[Structured figure records]
=-=-=
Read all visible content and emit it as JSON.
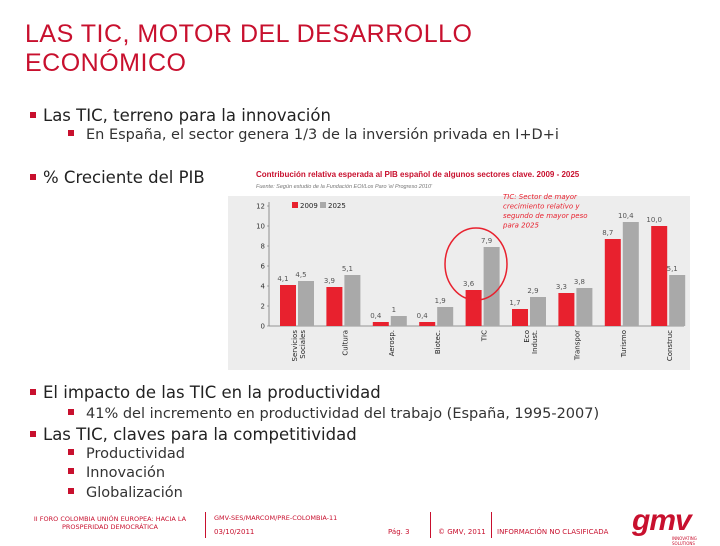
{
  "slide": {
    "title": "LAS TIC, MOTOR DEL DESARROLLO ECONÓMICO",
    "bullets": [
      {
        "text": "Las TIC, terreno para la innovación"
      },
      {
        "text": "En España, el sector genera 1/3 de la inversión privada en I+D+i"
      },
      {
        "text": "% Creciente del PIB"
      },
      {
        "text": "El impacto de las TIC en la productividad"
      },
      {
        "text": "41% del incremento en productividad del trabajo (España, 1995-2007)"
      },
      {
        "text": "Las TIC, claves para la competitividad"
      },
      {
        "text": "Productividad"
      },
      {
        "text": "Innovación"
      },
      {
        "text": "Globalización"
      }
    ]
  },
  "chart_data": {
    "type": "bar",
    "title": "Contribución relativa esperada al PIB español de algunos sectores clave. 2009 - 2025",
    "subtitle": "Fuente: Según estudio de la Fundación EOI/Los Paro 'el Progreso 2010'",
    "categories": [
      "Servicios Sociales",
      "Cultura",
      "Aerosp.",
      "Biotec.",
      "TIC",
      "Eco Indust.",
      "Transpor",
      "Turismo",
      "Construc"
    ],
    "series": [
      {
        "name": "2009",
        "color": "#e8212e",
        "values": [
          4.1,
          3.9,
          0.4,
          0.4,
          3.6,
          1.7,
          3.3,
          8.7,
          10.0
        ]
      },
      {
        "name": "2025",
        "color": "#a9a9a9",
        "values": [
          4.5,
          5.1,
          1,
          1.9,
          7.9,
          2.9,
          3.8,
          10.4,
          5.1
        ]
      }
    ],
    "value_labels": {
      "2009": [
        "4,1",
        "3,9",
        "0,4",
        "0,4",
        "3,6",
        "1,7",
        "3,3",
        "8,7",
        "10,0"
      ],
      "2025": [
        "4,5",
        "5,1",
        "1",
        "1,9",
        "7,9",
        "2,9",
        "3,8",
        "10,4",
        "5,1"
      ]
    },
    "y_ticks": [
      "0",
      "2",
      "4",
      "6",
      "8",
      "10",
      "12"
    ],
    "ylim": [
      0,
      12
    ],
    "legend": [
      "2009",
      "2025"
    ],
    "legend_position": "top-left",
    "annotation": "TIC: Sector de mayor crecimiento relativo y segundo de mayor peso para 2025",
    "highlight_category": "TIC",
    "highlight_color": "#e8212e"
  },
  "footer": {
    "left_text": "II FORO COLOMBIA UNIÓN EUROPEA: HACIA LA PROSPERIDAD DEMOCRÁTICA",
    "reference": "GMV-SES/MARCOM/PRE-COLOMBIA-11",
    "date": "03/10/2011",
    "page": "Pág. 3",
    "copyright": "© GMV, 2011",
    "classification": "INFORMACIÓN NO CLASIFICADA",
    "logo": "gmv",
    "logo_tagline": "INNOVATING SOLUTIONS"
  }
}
=-=-=
__Task requirements__
Without including the pictures, return each record above exactly as it stands.

__Response to the exercise__
Read all visible content and emit it as JSON.
{
  "slide": {
    "title": "LAS TIC, MOTOR DEL DESARROLLO ECONÓMICO",
    "bullets": [
      {
        "text": "Las TIC, terreno para la innovación"
      },
      {
        "text": "En España, el sector genera 1/3 de la inversión privada en I+D+i"
      },
      {
        "text": "% Creciente del PIB"
      },
      {
        "text": "El impacto de las TIC en la productividad"
      },
      {
        "text": "41% del incremento en productividad del trabajo (España, 1995-2007)"
      },
      {
        "text": "Las TIC, claves para la competitividad"
      },
      {
        "text": "Productividad"
      },
      {
        "text": "Innovación"
      },
      {
        "text": "Globalización"
      }
    ]
  },
  "chart_data": {
    "type": "bar",
    "title": "Contribución relativa esperada al PIB español de algunos sectores clave. 2009 - 2025",
    "subtitle": "Fuente: Según estudio de la Fundación EOI/Los Paro 'el Progreso 2010'",
    "categories": [
      "Servicios Sociales",
      "Cultura",
      "Aerosp.",
      "Biotec.",
      "TIC",
      "Eco Indust.",
      "Transpor",
      "Turismo",
      "Construc"
    ],
    "series": [
      {
        "name": "2009",
        "color": "#e8212e",
        "values": [
          4.1,
          3.9,
          0.4,
          0.4,
          3.6,
          1.7,
          3.3,
          8.7,
          10.0
        ]
      },
      {
        "name": "2025",
        "color": "#a9a9a9",
        "values": [
          4.5,
          5.1,
          1,
          1.9,
          7.9,
          2.9,
          3.8,
          10.4,
          5.1
        ]
      }
    ],
    "value_labels": {
      "2009": [
        "4,1",
        "3,9",
        "0,4",
        "0,4",
        "3,6",
        "1,7",
        "3,3",
        "8,7",
        "10,0"
      ],
      "2025": [
        "4,5",
        "5,1",
        "1",
        "1,9",
        "7,9",
        "2,9",
        "3,8",
        "10,4",
        "5,1"
      ]
    },
    "y_ticks": [
      "0",
      "2",
      "4",
      "6",
      "8",
      "10",
      "12"
    ],
    "ylim": [
      0,
      12
    ],
    "legend": [
      "2009",
      "2025"
    ],
    "legend_position": "top-left",
    "annotation": "TIC: Sector de mayor crecimiento relativo y segundo de mayor peso para 2025",
    "highlight_category": "TIC",
    "highlight_color": "#e8212e"
  },
  "footer": {
    "left_text": "II FORO COLOMBIA UNIÓN EUROPEA: HACIA LA PROSPERIDAD DEMOCRÁTICA",
    "reference": "GMV-SES/MARCOM/PRE-COLOMBIA-11",
    "date": "03/10/2011",
    "page": "Pág. 3",
    "copyright": "© GMV, 2011",
    "classification": "INFORMACIÓN NO CLASIFICADA",
    "logo": "gmv",
    "logo_tagline": "INNOVATING SOLUTIONS"
  }
}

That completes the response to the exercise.